PROVIDED DATA.
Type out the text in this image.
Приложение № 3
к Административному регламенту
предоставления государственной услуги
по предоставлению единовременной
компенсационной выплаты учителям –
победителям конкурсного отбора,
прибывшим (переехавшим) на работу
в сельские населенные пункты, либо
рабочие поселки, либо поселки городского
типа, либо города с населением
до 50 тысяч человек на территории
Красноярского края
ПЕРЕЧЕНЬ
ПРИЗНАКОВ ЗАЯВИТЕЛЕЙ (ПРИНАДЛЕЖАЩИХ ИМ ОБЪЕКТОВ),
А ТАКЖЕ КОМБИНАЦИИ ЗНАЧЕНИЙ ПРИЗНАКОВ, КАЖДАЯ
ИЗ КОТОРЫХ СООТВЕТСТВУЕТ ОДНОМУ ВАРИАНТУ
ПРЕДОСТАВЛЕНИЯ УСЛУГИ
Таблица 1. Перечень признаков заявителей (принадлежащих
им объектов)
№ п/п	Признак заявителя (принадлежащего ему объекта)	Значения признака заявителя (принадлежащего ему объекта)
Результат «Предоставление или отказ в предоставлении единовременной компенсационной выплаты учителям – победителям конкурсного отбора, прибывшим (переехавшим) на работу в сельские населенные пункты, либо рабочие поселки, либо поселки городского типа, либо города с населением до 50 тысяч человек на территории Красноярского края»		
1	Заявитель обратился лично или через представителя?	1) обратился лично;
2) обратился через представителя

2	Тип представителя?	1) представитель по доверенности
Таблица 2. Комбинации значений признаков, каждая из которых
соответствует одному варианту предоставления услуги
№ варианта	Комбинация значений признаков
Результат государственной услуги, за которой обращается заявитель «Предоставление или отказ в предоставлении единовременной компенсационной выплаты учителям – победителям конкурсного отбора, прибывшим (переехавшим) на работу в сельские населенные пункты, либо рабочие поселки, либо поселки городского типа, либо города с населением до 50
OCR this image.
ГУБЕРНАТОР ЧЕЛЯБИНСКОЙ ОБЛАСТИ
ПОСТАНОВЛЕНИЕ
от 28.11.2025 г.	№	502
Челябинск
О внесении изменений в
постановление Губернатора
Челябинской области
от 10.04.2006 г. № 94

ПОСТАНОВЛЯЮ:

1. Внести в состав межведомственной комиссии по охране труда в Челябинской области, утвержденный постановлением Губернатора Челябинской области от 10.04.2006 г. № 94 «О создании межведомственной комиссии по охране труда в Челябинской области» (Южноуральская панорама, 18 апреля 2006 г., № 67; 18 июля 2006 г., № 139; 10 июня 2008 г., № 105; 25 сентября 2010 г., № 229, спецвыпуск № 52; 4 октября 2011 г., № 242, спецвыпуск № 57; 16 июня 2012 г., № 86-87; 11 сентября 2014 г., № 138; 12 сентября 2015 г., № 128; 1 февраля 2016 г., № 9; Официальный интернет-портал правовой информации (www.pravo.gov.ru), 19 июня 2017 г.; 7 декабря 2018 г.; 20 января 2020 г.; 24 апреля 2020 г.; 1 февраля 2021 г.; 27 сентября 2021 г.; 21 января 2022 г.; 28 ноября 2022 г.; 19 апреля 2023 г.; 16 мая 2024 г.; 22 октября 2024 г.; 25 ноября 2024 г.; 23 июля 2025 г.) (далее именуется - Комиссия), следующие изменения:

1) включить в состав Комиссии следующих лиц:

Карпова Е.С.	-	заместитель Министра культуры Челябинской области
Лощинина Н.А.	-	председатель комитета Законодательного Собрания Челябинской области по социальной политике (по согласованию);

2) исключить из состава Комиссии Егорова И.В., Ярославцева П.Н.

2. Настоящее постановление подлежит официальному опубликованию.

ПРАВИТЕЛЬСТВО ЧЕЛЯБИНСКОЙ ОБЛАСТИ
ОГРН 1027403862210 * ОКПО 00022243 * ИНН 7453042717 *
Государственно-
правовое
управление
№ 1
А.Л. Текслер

EXERCISE.
Reproduce the records above exactly.

ANSWER TO THE TASK.
Type out the text in this image.
Приложение № 3
к Административному регламенту
предоставления государственной услуги
по предоставлению единовременной
компенсационной выплаты учителям –
победителям конкурсного отбора,
прибывшим (переехавшим) на работу
в сельские населенные пункты, либо
рабочие поселки, либо поселки городского
типа, либо города с населением
до 50 тысяч человек на территории
Красноярского края
ПЕРЕЧЕНЬ
ПРИЗНАКОВ ЗАЯВИТЕЛЕЙ (ПРИНАДЛЕЖАЩИХ ИМ ОБЪЕКТОВ),
А ТАКЖЕ КОМБИНАЦИИ ЗНАЧЕНИЙ ПРИЗНАКОВ, КАЖДАЯ
ИЗ КОТОРЫХ СООТВЕТСТВУЕТ ОДНОМУ ВАРИАНТУ
ПРЕДОСТАВЛЕНИЯ УСЛУГИ
Таблица 1. Перечень признаков заявителей (принадлежащих
им объектов)
№ п/п	Признак заявителя (принадлежащего ему объекта)	Значения признака заявителя (принадлежащего ему объекта)
Результат «Предоставление или отказ в предоставлении единовременной компенсационной выплаты учителям – победителям конкурсного отбора, прибывшим (переехавшим) на работу в сельские населенные пункты, либо рабочие поселки, либо поселки городского типа, либо города с населением до 50 тысяч человек на территории Красноярского края»		
1	Заявитель обратился лично или через представителя?	1) обратился лично;
2) обратился через представителя

2	Тип представителя?	1) представитель по доверенности
Таблица 2. Комбинации значений признаков, каждая из которых
соответствует одному варианту предоставления услуги
№ варианта	Комбинация значений признаков
Результат государственной услуги, за которой обращается заявитель «Предоставление или отказ в предоставлении единовременной компенсационной выплаты учителям – победителям конкурсного отбора, прибывшим (переехавшим) на работу в сельские населенные пункты, либо рабочие поселки, либо поселки городского типа, либо города с населением до 50
OCR this image.
ГУБЕРНАТОР ЧЕЛЯБИНСКОЙ ОБЛАСТИ
ПОСТАНОВЛЕНИЕ
от 28.11.2025 г.	№	502
Челябинск
О внесении изменений в
постановление Губернатора
Челябинской области
от 10.04.2006 г. № 94

ПОСТАНОВЛЯЮ:

1. Внести в состав межведомственной комиссии по охране труда в Челябинской области, утвержденный постановлением Губернатора Челябинской области от 10.04.2006 г. № 94 «О создании межведомственной комиссии по охране труда в Челябинской области» (Южноуральская панорама, 18 апреля 2006 г., № 67; 18 июля 2006 г., № 139; 10 июня 2008 г., № 105; 25 сентября 2010 г., № 229, спецвыпуск № 52; 4 октября 2011 г., № 242, спецвыпуск № 57; 16 июня 2012 г., № 86-87; 11 сентября 2014 г., № 138; 12 сентября 2015 г., № 128; 1 февраля 2016 г., № 9; Официальный интернет-портал правовой информации (www.pravo.gov.ru), 19 июня 2017 г.; 7 декабря 2018 г.; 20 января 2020 г.; 24 апреля 2020 г.; 1 февраля 2021 г.; 27 сентября 2021 г.; 21 января 2022 г.; 28 ноября 2022 г.; 19 апреля 2023 г.; 16 мая 2024 г.; 22 октября 2024 г.; 25 ноября 2024 г.; 23 июля 2025 г.) (далее именуется - Комиссия), следующие изменения:

1) включить в состав Комиссии следующих лиц:

Карпова Е.С.	-	заместитель Министра культуры Челябинской области
Лощинина Н.А.	-	председатель комитета Законодательного Собрания Челябинской области по социальной политике (по согласованию);

2) исключить из состава Комиссии Егорова И.В., Ярославцева П.Н.

2. Настоящее постановление подлежит официальному опубликованию.

ПРАВИТЕЛЬСТВО ЧЕЛЯБИНСКОЙ ОБЛАСТИ
ОГРН 1027403862210 * ОКПО 00022243 * ИНН 7453042717 *
Государственно-
правовое
управление
№ 1
А.Л. Текслер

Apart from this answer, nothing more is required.